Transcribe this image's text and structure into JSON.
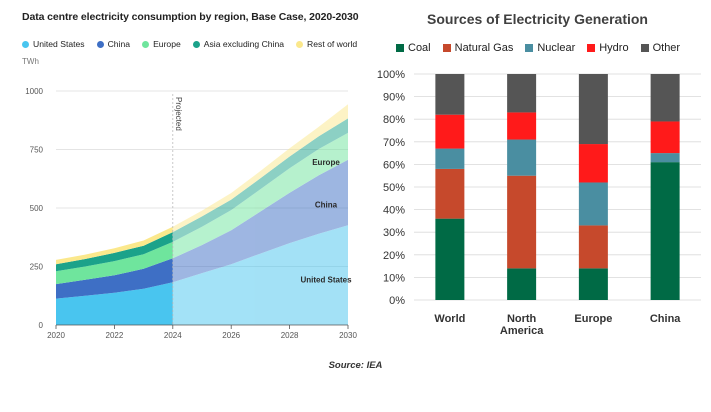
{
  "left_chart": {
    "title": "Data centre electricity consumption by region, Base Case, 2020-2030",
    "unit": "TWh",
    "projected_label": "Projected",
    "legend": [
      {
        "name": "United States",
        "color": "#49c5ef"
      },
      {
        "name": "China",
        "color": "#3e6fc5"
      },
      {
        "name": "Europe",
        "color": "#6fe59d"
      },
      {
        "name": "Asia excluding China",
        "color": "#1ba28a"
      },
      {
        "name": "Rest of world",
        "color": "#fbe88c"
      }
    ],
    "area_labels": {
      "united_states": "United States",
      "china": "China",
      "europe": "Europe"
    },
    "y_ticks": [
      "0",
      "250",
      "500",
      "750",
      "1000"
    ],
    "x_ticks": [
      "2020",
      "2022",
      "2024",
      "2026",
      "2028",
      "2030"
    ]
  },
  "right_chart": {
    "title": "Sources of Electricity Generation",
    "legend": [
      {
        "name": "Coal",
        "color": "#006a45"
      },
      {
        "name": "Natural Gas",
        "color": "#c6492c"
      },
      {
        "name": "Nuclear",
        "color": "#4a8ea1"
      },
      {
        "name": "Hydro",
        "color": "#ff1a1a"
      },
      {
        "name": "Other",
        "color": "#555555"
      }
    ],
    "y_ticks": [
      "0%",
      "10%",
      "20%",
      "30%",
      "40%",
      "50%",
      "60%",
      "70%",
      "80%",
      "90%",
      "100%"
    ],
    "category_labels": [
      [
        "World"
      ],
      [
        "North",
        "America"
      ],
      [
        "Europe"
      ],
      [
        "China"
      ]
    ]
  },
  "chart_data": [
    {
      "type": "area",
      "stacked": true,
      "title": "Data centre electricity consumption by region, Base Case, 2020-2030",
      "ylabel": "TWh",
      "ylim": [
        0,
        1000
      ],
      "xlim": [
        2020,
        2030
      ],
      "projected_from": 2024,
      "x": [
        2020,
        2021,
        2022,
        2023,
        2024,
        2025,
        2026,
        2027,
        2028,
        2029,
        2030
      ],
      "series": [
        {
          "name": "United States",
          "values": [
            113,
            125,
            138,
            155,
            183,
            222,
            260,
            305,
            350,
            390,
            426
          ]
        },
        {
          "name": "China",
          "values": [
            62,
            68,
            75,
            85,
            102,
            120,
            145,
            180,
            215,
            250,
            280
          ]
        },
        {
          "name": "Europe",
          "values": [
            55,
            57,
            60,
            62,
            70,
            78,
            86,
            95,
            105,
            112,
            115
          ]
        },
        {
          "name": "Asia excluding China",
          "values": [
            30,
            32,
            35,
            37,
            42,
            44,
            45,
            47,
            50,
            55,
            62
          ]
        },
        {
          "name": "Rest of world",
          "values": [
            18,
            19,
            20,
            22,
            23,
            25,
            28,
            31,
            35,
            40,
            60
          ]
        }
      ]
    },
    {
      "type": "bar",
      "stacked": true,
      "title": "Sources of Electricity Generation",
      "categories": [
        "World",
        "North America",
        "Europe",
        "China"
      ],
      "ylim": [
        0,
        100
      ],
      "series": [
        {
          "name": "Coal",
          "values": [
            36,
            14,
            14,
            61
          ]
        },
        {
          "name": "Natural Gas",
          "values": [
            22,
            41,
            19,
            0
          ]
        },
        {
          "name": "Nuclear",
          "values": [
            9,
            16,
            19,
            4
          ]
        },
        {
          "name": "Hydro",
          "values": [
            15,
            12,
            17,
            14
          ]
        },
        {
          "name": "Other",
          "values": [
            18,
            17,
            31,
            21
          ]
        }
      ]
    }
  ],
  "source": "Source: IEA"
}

--

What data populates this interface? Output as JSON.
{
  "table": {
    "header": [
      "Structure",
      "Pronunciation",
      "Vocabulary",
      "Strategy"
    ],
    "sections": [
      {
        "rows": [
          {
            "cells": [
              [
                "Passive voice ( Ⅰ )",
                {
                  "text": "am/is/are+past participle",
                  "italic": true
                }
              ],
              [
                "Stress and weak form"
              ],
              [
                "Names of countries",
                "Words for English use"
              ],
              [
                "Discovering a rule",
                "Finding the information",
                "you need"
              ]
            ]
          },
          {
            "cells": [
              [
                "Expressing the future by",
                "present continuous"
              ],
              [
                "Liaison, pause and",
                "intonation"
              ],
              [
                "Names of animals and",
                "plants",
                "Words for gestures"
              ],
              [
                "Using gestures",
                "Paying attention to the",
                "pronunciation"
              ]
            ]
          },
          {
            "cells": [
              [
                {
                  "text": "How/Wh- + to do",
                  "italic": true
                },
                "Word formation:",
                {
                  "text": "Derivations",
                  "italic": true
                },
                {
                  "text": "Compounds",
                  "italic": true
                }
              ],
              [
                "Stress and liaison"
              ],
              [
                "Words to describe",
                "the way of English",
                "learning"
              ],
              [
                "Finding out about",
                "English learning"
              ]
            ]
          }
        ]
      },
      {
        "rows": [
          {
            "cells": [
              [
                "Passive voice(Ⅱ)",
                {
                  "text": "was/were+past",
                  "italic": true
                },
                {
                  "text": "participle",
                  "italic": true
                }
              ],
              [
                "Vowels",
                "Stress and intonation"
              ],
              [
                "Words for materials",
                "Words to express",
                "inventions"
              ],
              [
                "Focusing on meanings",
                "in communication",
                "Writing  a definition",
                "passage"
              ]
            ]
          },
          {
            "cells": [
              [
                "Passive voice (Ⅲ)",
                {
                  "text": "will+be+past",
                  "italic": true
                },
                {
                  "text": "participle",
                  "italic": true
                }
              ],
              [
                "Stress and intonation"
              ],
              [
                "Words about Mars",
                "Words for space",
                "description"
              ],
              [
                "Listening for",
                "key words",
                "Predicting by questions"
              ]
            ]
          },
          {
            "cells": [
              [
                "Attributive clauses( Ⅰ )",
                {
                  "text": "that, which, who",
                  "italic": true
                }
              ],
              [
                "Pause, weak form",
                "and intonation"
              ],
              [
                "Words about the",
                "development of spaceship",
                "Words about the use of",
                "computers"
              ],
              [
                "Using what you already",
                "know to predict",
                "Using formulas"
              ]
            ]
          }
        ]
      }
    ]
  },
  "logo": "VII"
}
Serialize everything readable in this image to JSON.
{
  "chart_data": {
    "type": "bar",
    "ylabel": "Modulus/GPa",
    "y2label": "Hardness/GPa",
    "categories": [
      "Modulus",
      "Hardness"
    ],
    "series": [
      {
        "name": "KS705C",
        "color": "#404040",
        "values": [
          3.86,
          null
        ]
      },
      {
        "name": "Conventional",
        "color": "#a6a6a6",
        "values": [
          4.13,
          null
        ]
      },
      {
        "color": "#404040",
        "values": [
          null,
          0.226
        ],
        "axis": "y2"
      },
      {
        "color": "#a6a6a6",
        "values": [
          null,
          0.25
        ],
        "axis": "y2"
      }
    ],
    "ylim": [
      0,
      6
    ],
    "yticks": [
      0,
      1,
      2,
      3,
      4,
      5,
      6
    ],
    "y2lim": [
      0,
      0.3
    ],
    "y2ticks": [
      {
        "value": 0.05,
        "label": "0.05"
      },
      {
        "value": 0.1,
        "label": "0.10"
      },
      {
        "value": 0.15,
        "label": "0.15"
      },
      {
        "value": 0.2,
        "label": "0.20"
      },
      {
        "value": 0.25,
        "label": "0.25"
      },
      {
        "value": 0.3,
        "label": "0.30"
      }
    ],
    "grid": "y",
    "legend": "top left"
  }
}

■ Written instruction
Copy every line that contains the string "title".

■ Exercise solution
    "title": "Data centre electricity consumption by region, Base Case, 2020-2030",
    "title": "Sources of Electricity Generation",
      "title": "Data centre electricity consumption by region, Base Case, 2020-2030",
      "title": "Sources of Electricity Generation",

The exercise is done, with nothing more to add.